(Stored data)

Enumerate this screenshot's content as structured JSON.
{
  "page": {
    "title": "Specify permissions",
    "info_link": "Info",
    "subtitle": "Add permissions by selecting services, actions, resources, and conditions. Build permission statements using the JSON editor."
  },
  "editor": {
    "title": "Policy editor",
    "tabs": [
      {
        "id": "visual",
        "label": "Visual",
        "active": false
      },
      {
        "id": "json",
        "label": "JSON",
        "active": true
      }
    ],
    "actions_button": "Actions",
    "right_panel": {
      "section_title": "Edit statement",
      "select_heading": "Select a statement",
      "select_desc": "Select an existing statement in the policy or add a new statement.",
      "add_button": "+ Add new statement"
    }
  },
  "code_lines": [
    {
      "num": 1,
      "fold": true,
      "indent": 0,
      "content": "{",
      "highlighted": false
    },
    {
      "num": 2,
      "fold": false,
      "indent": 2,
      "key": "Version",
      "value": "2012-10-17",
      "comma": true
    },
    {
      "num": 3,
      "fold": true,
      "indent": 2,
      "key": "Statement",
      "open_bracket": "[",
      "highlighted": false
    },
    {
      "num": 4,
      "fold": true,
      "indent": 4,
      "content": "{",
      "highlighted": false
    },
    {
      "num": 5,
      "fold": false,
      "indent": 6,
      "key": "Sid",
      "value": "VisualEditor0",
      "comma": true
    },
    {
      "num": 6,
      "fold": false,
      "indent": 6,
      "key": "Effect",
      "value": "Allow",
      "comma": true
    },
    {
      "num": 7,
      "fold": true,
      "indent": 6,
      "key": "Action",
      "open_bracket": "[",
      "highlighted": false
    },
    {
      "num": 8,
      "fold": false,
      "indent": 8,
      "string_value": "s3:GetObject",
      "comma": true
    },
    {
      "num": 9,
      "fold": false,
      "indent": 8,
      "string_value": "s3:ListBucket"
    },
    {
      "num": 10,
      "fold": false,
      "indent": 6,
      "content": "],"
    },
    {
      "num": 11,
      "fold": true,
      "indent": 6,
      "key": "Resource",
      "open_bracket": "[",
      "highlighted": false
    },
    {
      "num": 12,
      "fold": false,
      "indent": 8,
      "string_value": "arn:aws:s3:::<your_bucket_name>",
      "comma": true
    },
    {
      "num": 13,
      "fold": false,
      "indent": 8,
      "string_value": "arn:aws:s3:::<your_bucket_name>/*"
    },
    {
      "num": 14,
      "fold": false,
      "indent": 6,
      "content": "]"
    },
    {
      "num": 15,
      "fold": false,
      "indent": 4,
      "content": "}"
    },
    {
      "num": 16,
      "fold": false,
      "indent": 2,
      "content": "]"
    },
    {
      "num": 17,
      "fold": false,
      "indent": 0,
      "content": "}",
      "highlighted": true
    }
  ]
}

What is expected
Write out every line of the material again, exactly as it reads.

Reply to the exercise
Enumerate this screenshot's content as structured JSON.
{
  "page": {
    "title": "Specify permissions",
    "info_link": "Info",
    "subtitle": "Add permissions by selecting services, actions, resources, and conditions. Build permission statements using the JSON editor."
  },
  "editor": {
    "title": "Policy editor",
    "tabs": [
      {
        "id": "visual",
        "label": "Visual",
        "active": false
      },
      {
        "id": "json",
        "label": "JSON",
        "active": true
      }
    ],
    "actions_button": "Actions",
    "right_panel": {
      "section_title": "Edit statement",
      "select_heading": "Select a statement",
      "select_desc": "Select an existing statement in the policy or add a new statement.",
      "add_button": "+ Add new statement"
    }
  },
  "code_lines": [
    {
      "num": 1,
      "fold": true,
      "indent": 0,
      "content": "{",
      "highlighted": false
    },
    {
      "num": 2,
      "fold": false,
      "indent": 2,
      "key": "Version",
      "value": "2012-10-17",
      "comma": true
    },
    {
      "num": 3,
      "fold": true,
      "indent": 2,
      "key": "Statement",
      "open_bracket": "[",
      "highlighted": false
    },
    {
      "num": 4,
      "fold": true,
      "indent": 4,
      "content": "{",
      "highlighted": false
    },
    {
      "num": 5,
      "fold": false,
      "indent": 6,
      "key": "Sid",
      "value": "VisualEditor0",
      "comma": true
    },
    {
      "num": 6,
      "fold": false,
      "indent": 6,
      "key": "Effect",
      "value": "Allow",
      "comma": true
    },
    {
      "num": 7,
      "fold": true,
      "indent": 6,
      "key": "Action",
      "open_bracket": "[",
      "highlighted": false
    },
    {
      "num": 8,
      "fold": false,
      "indent": 8,
      "string_value": "s3:GetObject",
      "comma": true
    },
    {
      "num": 9,
      "fold": false,
      "indent": 8,
      "string_value": "s3:ListBucket"
    },
    {
      "num": 10,
      "fold": false,
      "indent": 6,
      "content": "],"
    },
    {
      "num": 11,
      "fold": true,
      "indent": 6,
      "key": "Resource",
      "open_bracket": "[",
      "highlighted": false
    },
    {
      "num": 12,
      "fold": false,
      "indent": 8,
      "string_value": "arn:aws:s3:::<your_bucket_name>",
      "comma": true
    },
    {
      "num": 13,
      "fold": false,
      "indent": 8,
      "string_value": "arn:aws:s3:::<your_bucket_name>/*"
    },
    {
      "num": 14,
      "fold": false,
      "indent": 6,
      "content": "]"
    },
    {
      "num": 15,
      "fold": false,
      "indent": 4,
      "content": "}"
    },
    {
      "num": 16,
      "fold": false,
      "indent": 2,
      "content": "]"
    },
    {
      "num": 17,
      "fold": false,
      "indent": 0,
      "content": "}",
      "highlighted": true
    }
  ]
}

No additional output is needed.